* start Stored records *

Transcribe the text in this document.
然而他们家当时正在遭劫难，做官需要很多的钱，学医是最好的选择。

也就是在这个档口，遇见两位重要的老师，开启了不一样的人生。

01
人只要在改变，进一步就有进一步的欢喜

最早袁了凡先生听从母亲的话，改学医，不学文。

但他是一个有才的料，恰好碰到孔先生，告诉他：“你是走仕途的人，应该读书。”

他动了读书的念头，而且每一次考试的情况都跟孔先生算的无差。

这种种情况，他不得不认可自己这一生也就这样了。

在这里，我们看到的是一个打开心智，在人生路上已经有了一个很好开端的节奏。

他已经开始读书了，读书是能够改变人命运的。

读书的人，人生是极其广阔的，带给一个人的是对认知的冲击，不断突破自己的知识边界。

* end Stored records *

Faithfully transcribe the whole of the data.

> _Written reply_:
Transcribe the text in this document.
然而他们家当时正在遭劫难，做官需要很多的钱，学医是最好的选择。

也就是在这个档口，遇见两位重要的老师，开启了不一样的人生。

01
人只要在改变，进一步就有进一步的欢喜

最早袁了凡先生听从母亲的话，改学医，不学文。

但他是一个有才的料，恰好碰到孔先生，告诉他：“你是走仕途的人，应该读书。”

他动了读书的念头，而且每一次考试的情况都跟孔先生算的无差。

这种种情况，他不得不认可自己这一生也就这样了。

在这里，我们看到的是一个打开心智，在人生路上已经有了一个很好开端的节奏。

他已经开始读书了，读书是能够改变人命运的。

读书的人，人生是极其广阔的，带给一个人的是对认知的冲击，不断突破自己的知识边界。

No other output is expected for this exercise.